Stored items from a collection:
━━━━━━

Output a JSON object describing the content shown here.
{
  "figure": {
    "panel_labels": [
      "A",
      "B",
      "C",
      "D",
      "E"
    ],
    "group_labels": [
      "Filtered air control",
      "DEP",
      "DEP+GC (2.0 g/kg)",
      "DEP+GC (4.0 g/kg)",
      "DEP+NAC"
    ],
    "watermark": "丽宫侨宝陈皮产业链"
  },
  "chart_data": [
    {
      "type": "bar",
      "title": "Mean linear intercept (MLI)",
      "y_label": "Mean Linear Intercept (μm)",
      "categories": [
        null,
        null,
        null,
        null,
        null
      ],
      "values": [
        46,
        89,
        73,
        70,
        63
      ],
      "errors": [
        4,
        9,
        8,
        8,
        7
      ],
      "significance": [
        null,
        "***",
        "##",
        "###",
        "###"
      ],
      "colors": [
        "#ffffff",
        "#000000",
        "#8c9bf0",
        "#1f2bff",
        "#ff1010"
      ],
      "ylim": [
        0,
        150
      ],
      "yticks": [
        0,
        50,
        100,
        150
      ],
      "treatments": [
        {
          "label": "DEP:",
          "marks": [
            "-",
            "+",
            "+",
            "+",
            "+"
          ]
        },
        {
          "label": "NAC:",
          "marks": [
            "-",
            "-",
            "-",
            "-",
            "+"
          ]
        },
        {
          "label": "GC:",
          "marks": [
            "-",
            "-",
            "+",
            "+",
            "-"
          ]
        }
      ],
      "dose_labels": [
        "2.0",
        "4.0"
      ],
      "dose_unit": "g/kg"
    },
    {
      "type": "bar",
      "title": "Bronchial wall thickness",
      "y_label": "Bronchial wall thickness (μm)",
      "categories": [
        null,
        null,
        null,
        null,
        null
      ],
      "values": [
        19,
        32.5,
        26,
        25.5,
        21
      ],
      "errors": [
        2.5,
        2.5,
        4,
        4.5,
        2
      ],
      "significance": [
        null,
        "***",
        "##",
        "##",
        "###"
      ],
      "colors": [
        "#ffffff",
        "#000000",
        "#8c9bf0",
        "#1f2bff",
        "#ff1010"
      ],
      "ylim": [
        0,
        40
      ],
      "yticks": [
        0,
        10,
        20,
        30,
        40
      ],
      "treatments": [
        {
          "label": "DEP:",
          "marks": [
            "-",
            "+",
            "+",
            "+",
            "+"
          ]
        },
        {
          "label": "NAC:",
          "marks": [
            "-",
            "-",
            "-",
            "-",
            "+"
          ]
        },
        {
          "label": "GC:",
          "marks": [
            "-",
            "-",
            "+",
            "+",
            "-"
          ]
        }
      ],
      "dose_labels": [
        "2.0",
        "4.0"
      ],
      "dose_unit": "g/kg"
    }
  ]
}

━━━━━━

AIM OF THE TASK — Copy each line of the data exactly, leaving nothing out.

COMPLETE OUTPUT —
Output a JSON object describing the content shown here.
{
  "figure": {
    "panel_labels": [
      "A",
      "B",
      "C",
      "D",
      "E"
    ],
    "group_labels": [
      "Filtered air control",
      "DEP",
      "DEP+GC (2.0 g/kg)",
      "DEP+GC (4.0 g/kg)",
      "DEP+NAC"
    ],
    "watermark": "丽宫侨宝陈皮产业链"
  },
  "chart_data": [
    {
      "type": "bar",
      "title": "Mean linear intercept (MLI)",
      "y_label": "Mean Linear Intercept (μm)",
      "categories": [
        null,
        null,
        null,
        null,
        null
      ],
      "values": [
        46,
        89,
        73,
        70,
        63
      ],
      "errors": [
        4,
        9,
        8,
        8,
        7
      ],
      "significance": [
        null,
        "***",
        "##",
        "###",
        "###"
      ],
      "colors": [
        "#ffffff",
        "#000000",
        "#8c9bf0",
        "#1f2bff",
        "#ff1010"
      ],
      "ylim": [
        0,
        150
      ],
      "yticks": [
        0,
        50,
        100,
        150
      ],
      "treatments": [
        {
          "label": "DEP:",
          "marks": [
            "-",
            "+",
            "+",
            "+",
            "+"
          ]
        },
        {
          "label": "NAC:",
          "marks": [
            "-",
            "-",
            "-",
            "-",
            "+"
          ]
        },
        {
          "label": "GC:",
          "marks": [
            "-",
            "-",
            "+",
            "+",
            "-"
          ]
        }
      ],
      "dose_labels": [
        "2.0",
        "4.0"
      ],
      "dose_unit": "g/kg"
    },
    {
      "type": "bar",
      "title": "Bronchial wall thickness",
      "y_label": "Bronchial wall thickness (μm)",
      "categories": [
        null,
        null,
        null,
        null,
        null
      ],
      "values": [
        19,
        32.5,
        26,
        25.5,
        21
      ],
      "errors": [
        2.5,
        2.5,
        4,
        4.5,
        2
      ],
      "significance": [
        null,
        "***",
        "##",
        "##",
        "###"
      ],
      "colors": [
        "#ffffff",
        "#000000",
        "#8c9bf0",
        "#1f2bff",
        "#ff1010"
      ],
      "ylim": [
        0,
        40
      ],
      "yticks": [
        0,
        10,
        20,
        30,
        40
      ],
      "treatments": [
        {
          "label": "DEP:",
          "marks": [
            "-",
            "+",
            "+",
            "+",
            "+"
          ]
        },
        {
          "label": "NAC:",
          "marks": [
            "-",
            "-",
            "-",
            "-",
            "+"
          ]
        },
        {
          "label": "GC:",
          "marks": [
            "-",
            "-",
            "+",
            "+",
            "-"
          ]
        }
      ],
      "dose_labels": [
        "2.0",
        "4.0"
      ],
      "dose_unit": "g/kg"
    }
  ]
}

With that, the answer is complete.